» **What you will do**: In the data below, find each line containing the string "NYAD" and return it.

» **Figure collection entries**:
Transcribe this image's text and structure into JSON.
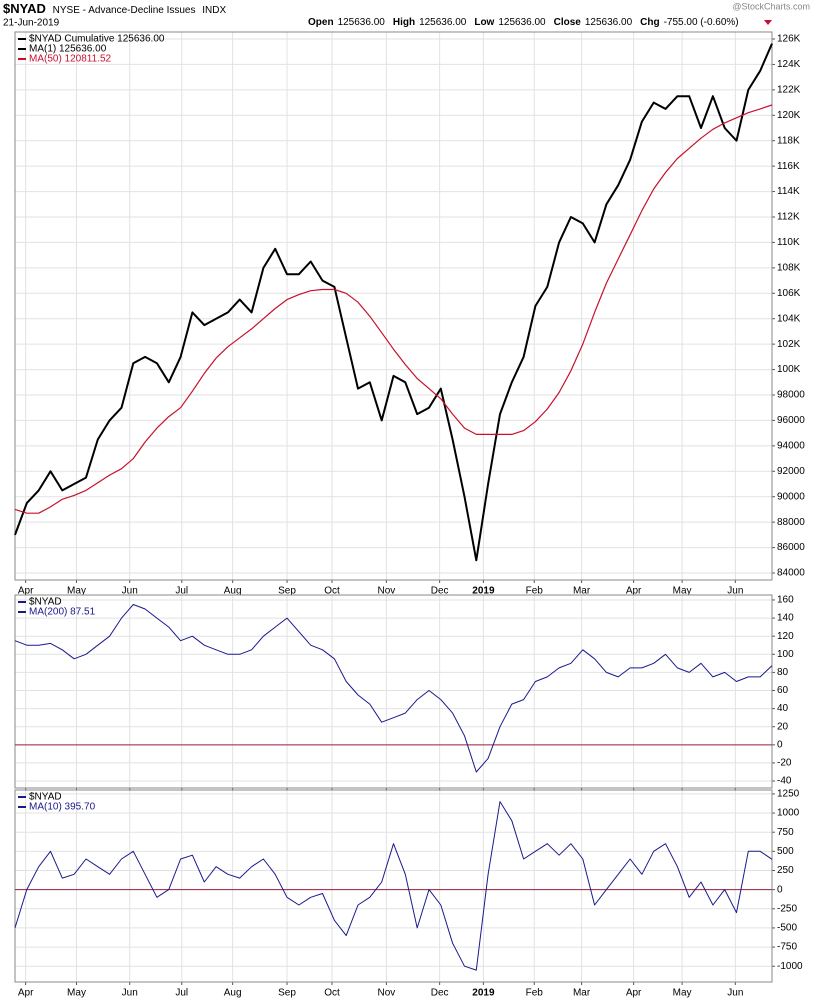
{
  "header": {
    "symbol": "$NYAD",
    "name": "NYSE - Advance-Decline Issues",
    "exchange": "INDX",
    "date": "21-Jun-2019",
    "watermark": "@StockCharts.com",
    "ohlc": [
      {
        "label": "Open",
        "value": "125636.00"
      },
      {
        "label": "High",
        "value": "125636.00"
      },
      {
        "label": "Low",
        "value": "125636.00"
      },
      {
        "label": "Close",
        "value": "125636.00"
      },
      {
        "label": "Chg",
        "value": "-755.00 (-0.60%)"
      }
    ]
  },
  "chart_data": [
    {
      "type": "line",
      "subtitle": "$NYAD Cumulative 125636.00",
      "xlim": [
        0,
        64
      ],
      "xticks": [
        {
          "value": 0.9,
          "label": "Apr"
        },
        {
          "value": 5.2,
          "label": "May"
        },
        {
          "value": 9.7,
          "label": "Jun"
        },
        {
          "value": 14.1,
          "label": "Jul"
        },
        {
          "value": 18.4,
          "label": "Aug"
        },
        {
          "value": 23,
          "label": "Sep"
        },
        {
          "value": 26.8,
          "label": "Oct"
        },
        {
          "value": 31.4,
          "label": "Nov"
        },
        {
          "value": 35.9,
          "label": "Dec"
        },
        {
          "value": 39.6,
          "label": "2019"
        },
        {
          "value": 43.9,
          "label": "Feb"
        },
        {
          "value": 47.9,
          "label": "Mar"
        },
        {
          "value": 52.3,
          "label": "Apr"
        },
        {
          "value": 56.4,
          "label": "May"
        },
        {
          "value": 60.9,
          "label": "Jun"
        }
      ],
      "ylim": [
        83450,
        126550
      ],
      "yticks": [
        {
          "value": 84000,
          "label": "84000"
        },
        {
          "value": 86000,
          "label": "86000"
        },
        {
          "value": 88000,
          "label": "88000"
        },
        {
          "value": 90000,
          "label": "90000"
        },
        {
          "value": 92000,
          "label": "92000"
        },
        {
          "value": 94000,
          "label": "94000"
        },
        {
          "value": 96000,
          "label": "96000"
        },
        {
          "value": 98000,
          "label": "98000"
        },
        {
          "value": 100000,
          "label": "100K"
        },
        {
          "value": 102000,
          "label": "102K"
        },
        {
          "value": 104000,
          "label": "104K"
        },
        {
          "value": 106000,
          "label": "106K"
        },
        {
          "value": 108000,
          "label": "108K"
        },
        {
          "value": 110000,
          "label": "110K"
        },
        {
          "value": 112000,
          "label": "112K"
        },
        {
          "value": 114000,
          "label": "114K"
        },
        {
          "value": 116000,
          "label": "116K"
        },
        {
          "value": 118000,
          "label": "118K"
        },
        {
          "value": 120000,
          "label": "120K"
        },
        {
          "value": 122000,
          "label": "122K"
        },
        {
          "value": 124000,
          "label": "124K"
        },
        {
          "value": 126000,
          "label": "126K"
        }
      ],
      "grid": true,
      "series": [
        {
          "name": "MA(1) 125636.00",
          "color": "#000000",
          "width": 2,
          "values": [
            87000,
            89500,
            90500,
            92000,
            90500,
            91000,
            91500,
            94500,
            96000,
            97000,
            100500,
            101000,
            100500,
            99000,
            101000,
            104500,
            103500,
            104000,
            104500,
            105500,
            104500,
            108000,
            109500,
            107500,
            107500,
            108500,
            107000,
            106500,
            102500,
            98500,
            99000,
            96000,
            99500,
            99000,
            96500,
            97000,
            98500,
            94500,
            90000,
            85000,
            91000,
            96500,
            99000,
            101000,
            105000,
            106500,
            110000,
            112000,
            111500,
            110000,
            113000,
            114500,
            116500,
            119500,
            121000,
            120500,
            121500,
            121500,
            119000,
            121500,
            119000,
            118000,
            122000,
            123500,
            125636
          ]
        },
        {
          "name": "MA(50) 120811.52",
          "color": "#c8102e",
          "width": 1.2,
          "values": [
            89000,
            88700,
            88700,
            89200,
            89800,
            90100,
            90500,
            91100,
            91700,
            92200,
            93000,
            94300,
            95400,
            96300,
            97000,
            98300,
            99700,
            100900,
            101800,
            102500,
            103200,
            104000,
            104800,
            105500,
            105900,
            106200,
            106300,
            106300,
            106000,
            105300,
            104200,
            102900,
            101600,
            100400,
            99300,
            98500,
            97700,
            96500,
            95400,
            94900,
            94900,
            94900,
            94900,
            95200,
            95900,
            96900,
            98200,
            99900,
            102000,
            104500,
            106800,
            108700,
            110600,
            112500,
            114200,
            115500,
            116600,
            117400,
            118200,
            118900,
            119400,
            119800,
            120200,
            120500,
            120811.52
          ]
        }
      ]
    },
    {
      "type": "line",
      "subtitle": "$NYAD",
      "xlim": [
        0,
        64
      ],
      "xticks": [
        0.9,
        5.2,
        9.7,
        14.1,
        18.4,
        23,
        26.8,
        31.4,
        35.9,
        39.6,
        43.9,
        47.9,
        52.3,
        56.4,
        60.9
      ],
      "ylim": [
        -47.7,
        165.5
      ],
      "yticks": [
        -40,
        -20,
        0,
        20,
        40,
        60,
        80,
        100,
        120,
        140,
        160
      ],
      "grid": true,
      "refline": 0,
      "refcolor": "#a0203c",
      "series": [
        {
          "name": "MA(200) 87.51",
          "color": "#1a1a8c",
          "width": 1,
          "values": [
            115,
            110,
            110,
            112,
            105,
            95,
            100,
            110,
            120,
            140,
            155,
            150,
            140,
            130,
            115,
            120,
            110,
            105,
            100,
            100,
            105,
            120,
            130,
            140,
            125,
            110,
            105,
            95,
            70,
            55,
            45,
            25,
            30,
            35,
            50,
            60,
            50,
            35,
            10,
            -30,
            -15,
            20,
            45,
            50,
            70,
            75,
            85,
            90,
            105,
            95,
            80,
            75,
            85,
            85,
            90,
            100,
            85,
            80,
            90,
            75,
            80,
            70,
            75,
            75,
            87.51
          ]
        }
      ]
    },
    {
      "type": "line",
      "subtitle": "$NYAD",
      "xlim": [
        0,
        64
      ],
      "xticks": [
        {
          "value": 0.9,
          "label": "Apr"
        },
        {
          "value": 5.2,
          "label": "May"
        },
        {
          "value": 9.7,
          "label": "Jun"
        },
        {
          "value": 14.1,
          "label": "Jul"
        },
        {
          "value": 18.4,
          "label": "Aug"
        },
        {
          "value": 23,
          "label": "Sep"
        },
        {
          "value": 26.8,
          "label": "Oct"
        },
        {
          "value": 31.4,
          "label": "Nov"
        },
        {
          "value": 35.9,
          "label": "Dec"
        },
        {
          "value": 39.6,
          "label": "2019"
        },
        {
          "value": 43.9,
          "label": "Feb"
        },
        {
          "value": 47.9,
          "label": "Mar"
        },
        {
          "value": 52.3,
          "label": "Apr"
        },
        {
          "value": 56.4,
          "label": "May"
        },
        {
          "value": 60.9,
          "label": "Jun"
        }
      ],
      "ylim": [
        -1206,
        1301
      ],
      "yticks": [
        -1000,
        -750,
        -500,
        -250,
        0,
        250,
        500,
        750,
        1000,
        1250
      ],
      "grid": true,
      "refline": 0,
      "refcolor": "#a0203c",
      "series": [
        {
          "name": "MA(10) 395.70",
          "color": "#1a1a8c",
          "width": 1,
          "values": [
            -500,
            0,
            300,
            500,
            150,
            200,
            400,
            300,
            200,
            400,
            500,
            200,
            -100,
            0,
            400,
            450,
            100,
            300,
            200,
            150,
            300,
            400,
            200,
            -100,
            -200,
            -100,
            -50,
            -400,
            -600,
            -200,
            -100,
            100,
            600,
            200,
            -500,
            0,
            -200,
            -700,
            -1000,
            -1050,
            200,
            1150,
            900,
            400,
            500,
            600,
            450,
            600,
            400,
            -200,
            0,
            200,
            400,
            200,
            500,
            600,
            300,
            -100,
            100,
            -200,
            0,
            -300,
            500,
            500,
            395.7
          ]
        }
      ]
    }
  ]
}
...
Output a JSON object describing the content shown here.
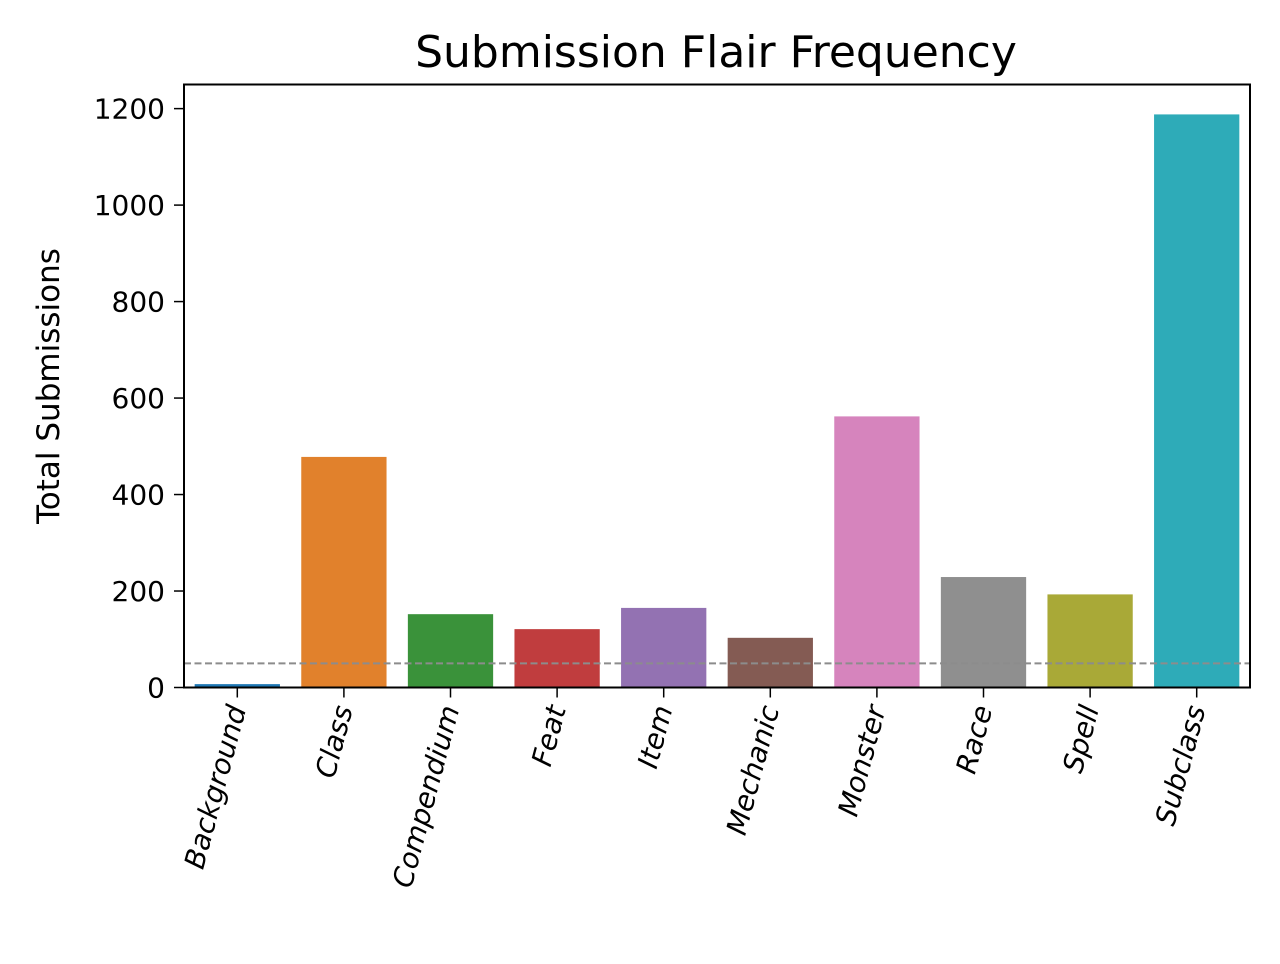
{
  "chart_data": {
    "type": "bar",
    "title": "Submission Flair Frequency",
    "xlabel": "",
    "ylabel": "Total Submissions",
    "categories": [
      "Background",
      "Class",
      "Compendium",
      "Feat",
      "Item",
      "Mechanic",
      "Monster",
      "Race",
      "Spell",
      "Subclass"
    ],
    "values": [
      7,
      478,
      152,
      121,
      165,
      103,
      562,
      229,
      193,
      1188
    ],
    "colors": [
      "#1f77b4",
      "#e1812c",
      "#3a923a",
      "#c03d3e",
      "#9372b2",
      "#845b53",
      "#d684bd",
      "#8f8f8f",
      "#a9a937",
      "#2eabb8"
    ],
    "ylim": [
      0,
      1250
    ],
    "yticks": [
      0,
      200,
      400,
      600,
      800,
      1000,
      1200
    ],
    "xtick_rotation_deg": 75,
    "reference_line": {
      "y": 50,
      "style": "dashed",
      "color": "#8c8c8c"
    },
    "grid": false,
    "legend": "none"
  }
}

» **Complete answer**:
    "symbol": "$NYAD",
      "subtitle": "$NYAD Cumulative 125636.00",
      "subtitle": "$NYAD",
      "subtitle": "$NYAD",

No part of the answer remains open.